— START —

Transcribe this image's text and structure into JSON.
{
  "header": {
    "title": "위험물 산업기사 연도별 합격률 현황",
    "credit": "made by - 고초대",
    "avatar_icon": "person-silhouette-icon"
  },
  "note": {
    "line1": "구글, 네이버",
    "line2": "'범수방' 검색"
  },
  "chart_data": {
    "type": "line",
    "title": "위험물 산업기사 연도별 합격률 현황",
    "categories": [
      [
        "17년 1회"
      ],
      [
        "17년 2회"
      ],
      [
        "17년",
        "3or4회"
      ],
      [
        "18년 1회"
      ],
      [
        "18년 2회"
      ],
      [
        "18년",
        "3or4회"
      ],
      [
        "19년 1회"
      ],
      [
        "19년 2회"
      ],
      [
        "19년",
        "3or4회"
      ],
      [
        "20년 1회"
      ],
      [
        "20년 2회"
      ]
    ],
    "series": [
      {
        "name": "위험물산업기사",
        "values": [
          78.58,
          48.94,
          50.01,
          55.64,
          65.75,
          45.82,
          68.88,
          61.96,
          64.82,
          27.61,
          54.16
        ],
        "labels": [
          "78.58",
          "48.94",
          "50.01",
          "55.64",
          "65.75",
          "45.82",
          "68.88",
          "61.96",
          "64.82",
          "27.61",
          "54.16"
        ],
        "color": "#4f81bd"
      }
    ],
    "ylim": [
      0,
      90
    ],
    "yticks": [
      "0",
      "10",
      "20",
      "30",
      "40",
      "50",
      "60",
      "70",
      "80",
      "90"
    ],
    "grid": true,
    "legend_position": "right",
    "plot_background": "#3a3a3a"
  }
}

— END —

_Do this_. Your task is to reproduce all of the records exactly.

_Final result_.
Transcribe this image's text and structure into JSON.
{
  "header": {
    "title": "위험물 산업기사 연도별 합격률 현황",
    "credit": "made by - 고초대",
    "avatar_icon": "person-silhouette-icon"
  },
  "note": {
    "line1": "구글, 네이버",
    "line2": "'범수방' 검색"
  },
  "chart_data": {
    "type": "line",
    "title": "위험물 산업기사 연도별 합격률 현황",
    "categories": [
      [
        "17년 1회"
      ],
      [
        "17년 2회"
      ],
      [
        "17년",
        "3or4회"
      ],
      [
        "18년 1회"
      ],
      [
        "18년 2회"
      ],
      [
        "18년",
        "3or4회"
      ],
      [
        "19년 1회"
      ],
      [
        "19년 2회"
      ],
      [
        "19년",
        "3or4회"
      ],
      [
        "20년 1회"
      ],
      [
        "20년 2회"
      ]
    ],
    "series": [
      {
        "name": "위험물산업기사",
        "values": [
          78.58,
          48.94,
          50.01,
          55.64,
          65.75,
          45.82,
          68.88,
          61.96,
          64.82,
          27.61,
          54.16
        ],
        "labels": [
          "78.58",
          "48.94",
          "50.01",
          "55.64",
          "65.75",
          "45.82",
          "68.88",
          "61.96",
          "64.82",
          "27.61",
          "54.16"
        ],
        "color": "#4f81bd"
      }
    ],
    "ylim": [
      0,
      90
    ],
    "yticks": [
      "0",
      "10",
      "20",
      "30",
      "40",
      "50",
      "60",
      "70",
      "80",
      "90"
    ],
    "grid": true,
    "legend_position": "right",
    "plot_background": "#3a3a3a"
  }
}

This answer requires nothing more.